Impression d'Espagne/Ville ancienne, 1956
Impression d’Espagne/Ville ancienne, 1956

3. Beat Zumstein

[L’article sur Beat est illustré d’une reproduction en noir et blanc de la toile « Ville ancienne » ci dessus. Notez qu’il ne s’agit pas d’une gravure sur bois, comme indiqué dans l’article ci-dessous]

Né à Berne en 1927. Il y a fréquenté l’école des arts et métiers. Il oscille entre la sculpture et la peinture. Il vit à Paris depuis 1951, où il peint exclusivement. Voyages en Espagne, au Maroc, en France, en Angleterre et en Italie. Bourses d’études fédérales et privées. Expositions à Paris, Solingen (1955), au Funkhaus de Cologne et à San Antonio, Texas (1956). Œuvres au Kunstmuseum Bern et collections privées.

Le voyage de Zumstein en Espagne a été un événement fructueux et durable dans son développement. Et dans ce cadre, à son tour, sa rencontre avec Toledo. Ci-contre, voici une gravure sur bois de grand format qui a été réalisée peu après son retour au pays. Elle montre en quelques lignes, comment Zumstein se trouve à un tournant de son expression, comme s’il alignait sa vue sur la ville du Greco, sur le pont flanqué d’une tour sur le Tage qui projette une grande ombre sur la surface de l’eau, sur la pente raide au-dessus de laquelle, comme une couronne, les groupes de maisons se déploient, s’affinent en tours individuelles, s’additionnent dans la cathédrale. Par cette vision de Tolède Zumstein a cherché à rassembler ses expériences de l’Espagne : une ville sur une pente ensoleillée, un pont richement profilé, qui, avec tout son environnement, s’arrange en cubes et prismes sous la contrainte de la lumière vive du sud. Le tableau marque également l’achèvement d’une phase du développement de l’artiste. Cette nouvelle direction, sur laquelle il travaille actuellement avec acharnement, a été empruntée par lui pour des raisons techniques. Les couches de peinture richement superposées dans l’œuvre de 1956, qui produisent une surface intense et vitale, sont encore réalisées à l’huile. Aujourd’hui Zumstein tente de résoudre le problème de la superposition des peintures, qui prend trop de temps avec l’huile pour des raisons de séchage de la peinture, et cherche à obtenir des temps plus court avec de nouveaux mélanges de couleurs auto-testés : pour subordonner la technique à son tempérament vif.

========================

Consignes:
1. Reproduisez tout le passage du document sur Beat Zumstein, de « [L’article sur Beat » jusqu'à « et collections privées. ».
2. Indiquez si chacune des affirmations suivantes concorde avec le document sur Beat Zumstein. Répondez par oui ou par non, en citant les mots décisifs du document : (a) Zumstein est né à Berne en 1927 ; (b) à Paris, Zumstein partage son travail entre la sculpture et la peinture ; (c) l'œuvre de 1956 a été réalisée à l'huile.
3. Énumérez tous les pays où, selon le document sur Beat Zumstein, l'artiste a voyagé.
Appuyez-vous uniquement sur le document pour répondre.

Données extraites:

========================

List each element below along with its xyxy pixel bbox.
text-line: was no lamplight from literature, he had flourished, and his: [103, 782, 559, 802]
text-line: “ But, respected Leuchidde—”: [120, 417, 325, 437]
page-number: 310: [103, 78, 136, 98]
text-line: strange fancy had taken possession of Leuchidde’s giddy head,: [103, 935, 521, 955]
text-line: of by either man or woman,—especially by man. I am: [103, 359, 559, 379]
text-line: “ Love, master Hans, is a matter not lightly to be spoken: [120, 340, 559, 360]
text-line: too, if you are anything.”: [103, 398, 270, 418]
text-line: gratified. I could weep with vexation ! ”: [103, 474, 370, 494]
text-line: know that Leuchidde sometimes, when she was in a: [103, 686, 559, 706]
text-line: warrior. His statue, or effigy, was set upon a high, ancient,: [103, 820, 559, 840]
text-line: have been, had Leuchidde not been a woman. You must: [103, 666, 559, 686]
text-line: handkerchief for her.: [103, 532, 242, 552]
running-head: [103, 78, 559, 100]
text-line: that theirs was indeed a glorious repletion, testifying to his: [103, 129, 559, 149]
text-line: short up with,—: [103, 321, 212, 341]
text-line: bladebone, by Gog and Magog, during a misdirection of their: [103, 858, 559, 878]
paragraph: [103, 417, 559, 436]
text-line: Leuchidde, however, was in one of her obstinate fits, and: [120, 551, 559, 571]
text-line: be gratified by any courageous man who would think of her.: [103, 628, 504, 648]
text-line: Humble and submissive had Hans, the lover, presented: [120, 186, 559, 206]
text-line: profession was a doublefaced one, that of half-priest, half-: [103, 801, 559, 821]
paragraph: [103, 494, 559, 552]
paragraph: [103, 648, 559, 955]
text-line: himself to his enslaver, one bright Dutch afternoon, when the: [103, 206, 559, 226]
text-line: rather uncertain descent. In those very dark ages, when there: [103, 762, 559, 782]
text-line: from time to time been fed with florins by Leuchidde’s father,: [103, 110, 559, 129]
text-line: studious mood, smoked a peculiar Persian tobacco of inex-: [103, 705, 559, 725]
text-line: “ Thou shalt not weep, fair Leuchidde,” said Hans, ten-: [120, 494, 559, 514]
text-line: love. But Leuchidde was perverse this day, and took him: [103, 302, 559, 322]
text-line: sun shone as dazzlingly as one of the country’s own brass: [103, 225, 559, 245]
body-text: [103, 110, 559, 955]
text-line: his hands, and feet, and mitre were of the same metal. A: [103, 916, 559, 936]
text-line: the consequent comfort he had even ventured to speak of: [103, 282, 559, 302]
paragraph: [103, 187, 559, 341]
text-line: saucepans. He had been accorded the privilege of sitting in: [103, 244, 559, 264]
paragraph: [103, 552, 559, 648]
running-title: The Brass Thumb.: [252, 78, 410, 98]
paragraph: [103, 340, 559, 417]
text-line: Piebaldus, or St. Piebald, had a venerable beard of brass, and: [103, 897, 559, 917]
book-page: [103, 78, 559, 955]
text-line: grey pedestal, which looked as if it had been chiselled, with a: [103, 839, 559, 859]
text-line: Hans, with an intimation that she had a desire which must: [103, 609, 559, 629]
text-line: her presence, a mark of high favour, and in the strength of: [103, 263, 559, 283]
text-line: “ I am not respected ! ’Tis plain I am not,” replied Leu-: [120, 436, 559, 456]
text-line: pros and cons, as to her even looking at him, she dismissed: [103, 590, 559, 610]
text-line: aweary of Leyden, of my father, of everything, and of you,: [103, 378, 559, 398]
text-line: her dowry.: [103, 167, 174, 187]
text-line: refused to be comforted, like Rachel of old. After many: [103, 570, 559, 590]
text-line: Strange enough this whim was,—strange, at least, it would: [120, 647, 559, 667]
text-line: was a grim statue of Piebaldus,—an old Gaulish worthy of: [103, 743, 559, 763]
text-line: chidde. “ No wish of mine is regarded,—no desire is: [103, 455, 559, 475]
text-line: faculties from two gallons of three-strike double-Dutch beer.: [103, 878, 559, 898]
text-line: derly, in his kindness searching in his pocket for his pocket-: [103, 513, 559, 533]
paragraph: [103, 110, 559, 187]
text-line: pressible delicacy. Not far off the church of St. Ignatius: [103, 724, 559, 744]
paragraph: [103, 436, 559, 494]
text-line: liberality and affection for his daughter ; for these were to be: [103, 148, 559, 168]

========================

Réponses:
1.
[L’article sur Beat est illustré d’une reproduction en noir et blanc de la toile « Ville ancienne » ci dessus. Notez qu’il ne s’agit pas d’une gravure sur bois, comme indiqué dans l’article ci-dessous]

Né à Berne en 1927. Il y a fréquenté l’école des arts et métiers. Il oscille entre la sculpture et la peinture. Il vit à Paris depuis 1951, où il peint exclusivement. Voyages en Espagne, au Maroc, en France, en Angleterre et en Italie. Bourses d’études fédérales et privées. Expositions à Paris, Solingen (1955), au Funkhaus de Cologne et à San Antonio, Texas (1956). Œuvres au Kunstmuseum Bern et collections privées.

2.
(a) Oui : « Né à Berne en 1927. »
(b) Non : « Il vit à Paris depuis 1951, où il peint exclusivement. »
(c) Oui : « Les couches de peinture richement superposées dans l’œuvre de 1956, qui produisent une surface intense et vitale, sont encore réalisées à l’huile. »

3. Espagne, Maroc, France, Angleterre, Italie